> Written exercise
Return a copy of each line that holds the string "podać".

● ● ● ● ● ● ●

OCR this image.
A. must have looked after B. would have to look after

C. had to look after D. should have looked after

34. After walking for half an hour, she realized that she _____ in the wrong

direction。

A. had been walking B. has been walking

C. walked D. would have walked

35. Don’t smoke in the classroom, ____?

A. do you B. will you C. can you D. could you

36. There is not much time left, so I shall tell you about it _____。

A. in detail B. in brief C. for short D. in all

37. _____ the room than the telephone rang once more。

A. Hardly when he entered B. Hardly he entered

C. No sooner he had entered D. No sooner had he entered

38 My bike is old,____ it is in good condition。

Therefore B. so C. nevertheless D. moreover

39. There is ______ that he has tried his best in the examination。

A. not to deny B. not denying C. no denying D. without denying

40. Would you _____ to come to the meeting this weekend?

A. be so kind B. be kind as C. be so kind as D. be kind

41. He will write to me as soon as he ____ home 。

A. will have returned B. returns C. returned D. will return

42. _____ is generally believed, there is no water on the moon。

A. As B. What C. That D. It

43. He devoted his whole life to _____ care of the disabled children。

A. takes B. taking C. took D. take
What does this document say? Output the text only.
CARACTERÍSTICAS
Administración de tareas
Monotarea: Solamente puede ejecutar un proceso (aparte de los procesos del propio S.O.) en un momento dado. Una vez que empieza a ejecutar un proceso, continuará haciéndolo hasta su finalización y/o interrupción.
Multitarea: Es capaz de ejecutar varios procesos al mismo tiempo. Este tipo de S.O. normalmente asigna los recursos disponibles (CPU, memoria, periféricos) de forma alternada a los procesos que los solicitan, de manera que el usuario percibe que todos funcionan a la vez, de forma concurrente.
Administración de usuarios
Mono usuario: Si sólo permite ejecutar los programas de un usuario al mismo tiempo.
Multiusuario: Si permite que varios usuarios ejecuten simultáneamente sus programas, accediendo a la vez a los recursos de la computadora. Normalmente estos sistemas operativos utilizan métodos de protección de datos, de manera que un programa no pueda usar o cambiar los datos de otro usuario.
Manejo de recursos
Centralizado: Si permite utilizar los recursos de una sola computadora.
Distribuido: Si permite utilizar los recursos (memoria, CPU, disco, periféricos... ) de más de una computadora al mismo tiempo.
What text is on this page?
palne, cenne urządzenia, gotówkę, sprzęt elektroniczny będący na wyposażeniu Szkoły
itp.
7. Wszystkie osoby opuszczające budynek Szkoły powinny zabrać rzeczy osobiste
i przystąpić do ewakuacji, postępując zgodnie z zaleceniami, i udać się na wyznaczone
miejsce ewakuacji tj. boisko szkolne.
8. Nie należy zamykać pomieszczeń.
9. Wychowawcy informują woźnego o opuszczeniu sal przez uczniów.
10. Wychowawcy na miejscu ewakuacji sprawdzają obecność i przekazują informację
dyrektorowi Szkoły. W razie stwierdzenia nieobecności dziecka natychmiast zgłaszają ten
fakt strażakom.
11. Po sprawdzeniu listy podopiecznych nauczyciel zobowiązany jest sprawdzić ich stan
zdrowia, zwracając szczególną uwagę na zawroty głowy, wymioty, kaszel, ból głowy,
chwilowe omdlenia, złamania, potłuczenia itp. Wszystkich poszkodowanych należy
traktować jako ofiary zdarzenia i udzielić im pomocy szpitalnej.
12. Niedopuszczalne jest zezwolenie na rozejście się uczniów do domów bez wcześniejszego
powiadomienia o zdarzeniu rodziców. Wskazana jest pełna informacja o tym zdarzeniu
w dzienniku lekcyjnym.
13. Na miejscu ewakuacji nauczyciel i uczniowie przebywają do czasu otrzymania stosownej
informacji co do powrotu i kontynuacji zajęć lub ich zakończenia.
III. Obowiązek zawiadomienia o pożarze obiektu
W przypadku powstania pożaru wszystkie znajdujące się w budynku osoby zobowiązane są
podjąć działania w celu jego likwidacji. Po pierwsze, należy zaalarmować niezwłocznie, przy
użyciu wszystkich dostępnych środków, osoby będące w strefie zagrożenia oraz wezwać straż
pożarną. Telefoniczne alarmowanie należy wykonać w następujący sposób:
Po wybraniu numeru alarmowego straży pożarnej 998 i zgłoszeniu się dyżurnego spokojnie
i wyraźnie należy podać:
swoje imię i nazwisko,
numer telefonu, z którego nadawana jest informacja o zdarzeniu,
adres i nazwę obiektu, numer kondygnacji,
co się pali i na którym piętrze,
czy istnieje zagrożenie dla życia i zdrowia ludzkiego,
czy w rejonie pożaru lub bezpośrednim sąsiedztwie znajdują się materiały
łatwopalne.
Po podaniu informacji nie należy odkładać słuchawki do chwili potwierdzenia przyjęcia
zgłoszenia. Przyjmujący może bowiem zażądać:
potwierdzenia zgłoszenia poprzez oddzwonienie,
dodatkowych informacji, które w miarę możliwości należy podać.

● ● ● ● ● ● ●

> Complete output
i wyraźnie należy podać:
dodatkowych informacji, które w miarę możliwości należy podać.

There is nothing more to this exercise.